[Records that describe figures]

------------------------------------------------------------------------

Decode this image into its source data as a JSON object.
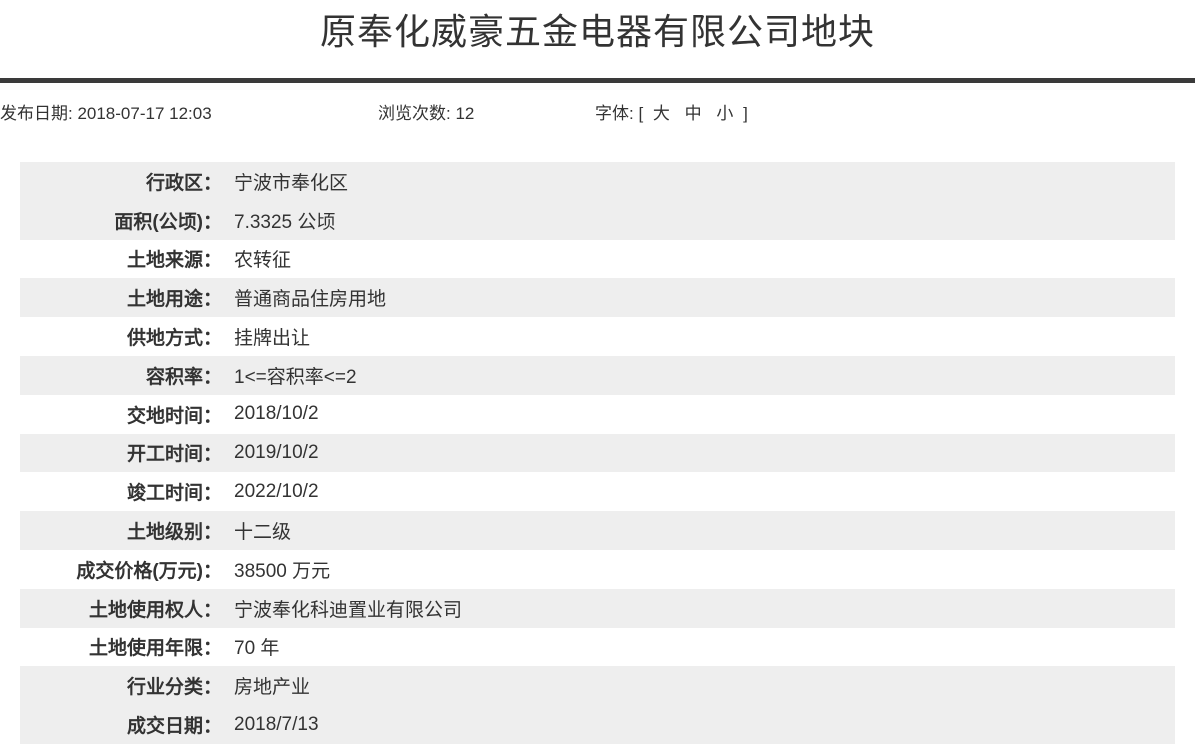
{
  "page": {
    "title": "原奉化威豪五金电器有限公司地块",
    "meta": {
      "publish": "发布日期: 2018-07-17 12:03",
      "views": "浏览次数: 12",
      "font_prefix": "字体: [",
      "font_sizes": [
        "大",
        "中",
        "小"
      ],
      "font_suffix": "]"
    },
    "fields": [
      {
        "label": "行政区：",
        "value": "宁波市奉化区"
      },
      {
        "label": "面积(公顷)：",
        "value": "7.3325 公顷"
      },
      {
        "label": "土地来源：",
        "value": "农转征"
      },
      {
        "label": "土地用途：",
        "value": "普通商品住房用地"
      },
      {
        "label": "供地方式：",
        "value": "挂牌出让"
      },
      {
        "label": "容积率：",
        "value": "1<=容积率<=2"
      },
      {
        "label": "交地时间：",
        "value": "2018/10/2"
      },
      {
        "label": "开工时间：",
        "value": "2019/10/2"
      },
      {
        "label": "竣工时间：",
        "value": "2022/10/2"
      },
      {
        "label": "土地级别：",
        "value": "十二级"
      },
      {
        "label": "成交价格(万元)：",
        "value": "38500 万元"
      },
      {
        "label": "土地使用权人：",
        "value": "宁波奉化科迪置业有限公司"
      },
      {
        "label": "土地使用年限：",
        "value": "70 年"
      },
      {
        "label": "行业分类：",
        "value": "房地产业"
      },
      {
        "label": "成交日期：",
        "value": "2018/7/13"
      }
    ],
    "shaded_rows": [
      0,
      1,
      3,
      5,
      7,
      9,
      11,
      13,
      14
    ],
    "colors": {
      "stripe": "#eeeeee",
      "text": "#333333",
      "divider": "#3a3a3a",
      "background": "#ffffff"
    }
  }
}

------------------------------------------------------------------------

● **THE PROBLEM**:
Your task is to repeat the data above exactly while excluding the pictures.

● **EXPECTED ANSWER**:
Decode this image into its source data as a JSON object.
{
  "page": {
    "title": "原奉化威豪五金电器有限公司地块",
    "meta": {
      "publish": "发布日期: 2018-07-17 12:03",
      "views": "浏览次数: 12",
      "font_prefix": "字体: [",
      "font_sizes": [
        "大",
        "中",
        "小"
      ],
      "font_suffix": "]"
    },
    "fields": [
      {
        "label": "行政区：",
        "value": "宁波市奉化区"
      },
      {
        "label": "面积(公顷)：",
        "value": "7.3325 公顷"
      },
      {
        "label": "土地来源：",
        "value": "农转征"
      },
      {
        "label": "土地用途：",
        "value": "普通商品住房用地"
      },
      {
        "label": "供地方式：",
        "value": "挂牌出让"
      },
      {
        "label": "容积率：",
        "value": "1<=容积率<=2"
      },
      {
        "label": "交地时间：",
        "value": "2018/10/2"
      },
      {
        "label": "开工时间：",
        "value": "2019/10/2"
      },
      {
        "label": "竣工时间：",
        "value": "2022/10/2"
      },
      {
        "label": "土地级别：",
        "value": "十二级"
      },
      {
        "label": "成交价格(万元)：",
        "value": "38500 万元"
      },
      {
        "label": "土地使用权人：",
        "value": "宁波奉化科迪置业有限公司"
      },
      {
        "label": "土地使用年限：",
        "value": "70 年"
      },
      {
        "label": "行业分类：",
        "value": "房地产业"
      },
      {
        "label": "成交日期：",
        "value": "2018/7/13"
      }
    ],
    "shaded_rows": [
      0,
      1,
      3,
      5,
      7,
      9,
      11,
      13,
      14
    ],
    "colors": {
      "stripe": "#eeeeee",
      "text": "#333333",
      "divider": "#3a3a3a",
      "background": "#ffffff"
    }
  }
}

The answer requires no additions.